▶ [Task]: Every line with the string "akárki" must be copied from the entries below.

▶ [Entries supplied]:
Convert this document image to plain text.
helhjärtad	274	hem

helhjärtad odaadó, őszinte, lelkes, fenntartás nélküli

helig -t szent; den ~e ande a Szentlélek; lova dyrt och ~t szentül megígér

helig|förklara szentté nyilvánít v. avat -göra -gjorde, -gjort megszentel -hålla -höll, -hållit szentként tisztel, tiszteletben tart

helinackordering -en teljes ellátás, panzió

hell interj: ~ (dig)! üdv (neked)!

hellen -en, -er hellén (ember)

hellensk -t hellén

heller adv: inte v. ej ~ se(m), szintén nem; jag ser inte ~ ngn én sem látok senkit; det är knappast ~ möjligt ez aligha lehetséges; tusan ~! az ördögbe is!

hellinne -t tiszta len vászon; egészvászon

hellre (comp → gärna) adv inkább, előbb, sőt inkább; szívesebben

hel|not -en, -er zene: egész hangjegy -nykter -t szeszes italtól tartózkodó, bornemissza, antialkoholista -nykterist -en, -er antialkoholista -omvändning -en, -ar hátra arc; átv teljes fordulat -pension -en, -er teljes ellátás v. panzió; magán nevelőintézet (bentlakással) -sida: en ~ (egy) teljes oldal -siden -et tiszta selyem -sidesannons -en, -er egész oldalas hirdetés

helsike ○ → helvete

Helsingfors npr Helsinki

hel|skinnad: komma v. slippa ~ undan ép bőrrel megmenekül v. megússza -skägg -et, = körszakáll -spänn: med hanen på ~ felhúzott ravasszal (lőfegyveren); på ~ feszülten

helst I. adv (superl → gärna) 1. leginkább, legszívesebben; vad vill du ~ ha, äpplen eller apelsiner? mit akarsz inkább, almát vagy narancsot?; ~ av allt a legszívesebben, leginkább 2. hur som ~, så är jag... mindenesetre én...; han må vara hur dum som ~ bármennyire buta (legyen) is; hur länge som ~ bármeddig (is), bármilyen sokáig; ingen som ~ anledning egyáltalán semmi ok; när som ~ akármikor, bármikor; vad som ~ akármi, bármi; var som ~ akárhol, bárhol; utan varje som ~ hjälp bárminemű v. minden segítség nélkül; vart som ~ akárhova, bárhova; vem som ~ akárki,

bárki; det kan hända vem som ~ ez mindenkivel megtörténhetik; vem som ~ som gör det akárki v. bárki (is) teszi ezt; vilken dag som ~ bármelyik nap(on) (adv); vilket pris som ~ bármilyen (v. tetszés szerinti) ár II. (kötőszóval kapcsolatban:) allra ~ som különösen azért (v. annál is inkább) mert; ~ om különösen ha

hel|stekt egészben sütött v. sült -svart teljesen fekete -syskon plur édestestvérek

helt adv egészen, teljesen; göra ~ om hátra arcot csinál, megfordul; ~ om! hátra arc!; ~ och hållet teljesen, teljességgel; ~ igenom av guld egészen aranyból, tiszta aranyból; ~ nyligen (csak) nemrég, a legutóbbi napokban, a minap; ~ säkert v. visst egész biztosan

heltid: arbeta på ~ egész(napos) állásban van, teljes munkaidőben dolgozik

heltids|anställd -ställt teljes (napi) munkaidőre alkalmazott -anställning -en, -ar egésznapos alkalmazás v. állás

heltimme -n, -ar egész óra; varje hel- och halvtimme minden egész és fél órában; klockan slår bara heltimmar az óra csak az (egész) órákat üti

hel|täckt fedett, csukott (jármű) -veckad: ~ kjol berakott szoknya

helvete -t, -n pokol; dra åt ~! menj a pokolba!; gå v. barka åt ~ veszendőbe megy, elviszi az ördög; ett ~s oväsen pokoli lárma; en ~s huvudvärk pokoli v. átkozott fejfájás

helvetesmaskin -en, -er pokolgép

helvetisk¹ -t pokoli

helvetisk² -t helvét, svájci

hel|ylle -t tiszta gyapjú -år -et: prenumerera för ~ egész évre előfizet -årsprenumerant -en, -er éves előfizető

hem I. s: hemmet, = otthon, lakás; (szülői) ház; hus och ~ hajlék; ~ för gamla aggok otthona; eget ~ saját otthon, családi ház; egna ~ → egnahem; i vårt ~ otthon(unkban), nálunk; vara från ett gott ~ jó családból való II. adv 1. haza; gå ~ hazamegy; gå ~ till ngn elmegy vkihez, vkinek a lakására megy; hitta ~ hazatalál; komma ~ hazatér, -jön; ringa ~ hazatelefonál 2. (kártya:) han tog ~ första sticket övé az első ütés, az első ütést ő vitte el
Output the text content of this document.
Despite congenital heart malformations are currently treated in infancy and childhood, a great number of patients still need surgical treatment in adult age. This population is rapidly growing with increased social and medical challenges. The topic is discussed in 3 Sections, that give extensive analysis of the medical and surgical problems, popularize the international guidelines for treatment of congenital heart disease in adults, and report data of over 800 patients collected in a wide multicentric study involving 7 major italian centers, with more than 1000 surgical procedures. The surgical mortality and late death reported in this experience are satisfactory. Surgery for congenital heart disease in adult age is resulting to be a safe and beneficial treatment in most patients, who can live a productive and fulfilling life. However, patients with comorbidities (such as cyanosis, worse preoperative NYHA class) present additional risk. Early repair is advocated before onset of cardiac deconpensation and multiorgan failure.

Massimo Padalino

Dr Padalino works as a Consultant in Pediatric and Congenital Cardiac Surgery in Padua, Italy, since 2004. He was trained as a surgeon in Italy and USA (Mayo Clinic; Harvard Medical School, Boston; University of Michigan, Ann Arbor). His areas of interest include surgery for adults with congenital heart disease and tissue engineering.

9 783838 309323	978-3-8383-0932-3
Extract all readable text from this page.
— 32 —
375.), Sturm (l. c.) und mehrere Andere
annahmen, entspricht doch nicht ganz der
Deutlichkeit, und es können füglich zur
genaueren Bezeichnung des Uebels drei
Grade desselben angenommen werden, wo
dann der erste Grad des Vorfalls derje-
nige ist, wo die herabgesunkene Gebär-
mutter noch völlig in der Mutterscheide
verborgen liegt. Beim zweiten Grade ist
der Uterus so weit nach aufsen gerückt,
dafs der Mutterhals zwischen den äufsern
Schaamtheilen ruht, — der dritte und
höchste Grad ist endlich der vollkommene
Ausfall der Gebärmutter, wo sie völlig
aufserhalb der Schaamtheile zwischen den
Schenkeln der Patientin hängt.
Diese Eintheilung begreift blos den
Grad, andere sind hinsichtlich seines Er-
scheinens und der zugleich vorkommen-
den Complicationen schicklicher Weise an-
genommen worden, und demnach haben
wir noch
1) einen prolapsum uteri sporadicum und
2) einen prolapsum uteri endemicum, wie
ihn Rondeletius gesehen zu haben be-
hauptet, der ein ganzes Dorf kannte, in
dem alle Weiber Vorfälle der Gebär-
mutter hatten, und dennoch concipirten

▶ [Result for this task]:
helst I. adv (superl → gärna) 1. leginkább, legszívesebben; vad vill du ~ ha, äpplen eller apelsiner? mit akarsz inkább, almát vagy narancsot?; ~ av allt a legszívesebben, leginkább 2. hur som ~, så är jag... mindenesetre én...; han må vara hur dum som ~ bármennyire buta (legyen) is; hur länge som ~ bármeddig (is), bármilyen sokáig; ingen som ~ anledning egyáltalán semmi ok; när som ~ akármikor, bármikor; vad som ~ akármi, bármi; var som ~ akárhol, bárhol; utan varje som ~ hjälp bárminemű v. minden segítség nélkül; vart som ~ akárhova, bárhova; vem som ~ akárki,
bárki; det kan hända vem som ~ ez mindenkivel megtörténhetik; vem som ~ som gör det akárki v. bárki (is) teszi ezt; vilken dag som ~ bármelyik nap(on) (adv); vilket pris som ~ bármilyen (v. tetszés szerinti) ár II. (kötőszóval kapcsolatban:) allra ~ som különösen azért (v. annál is inkább) mert; ~ om különösen ha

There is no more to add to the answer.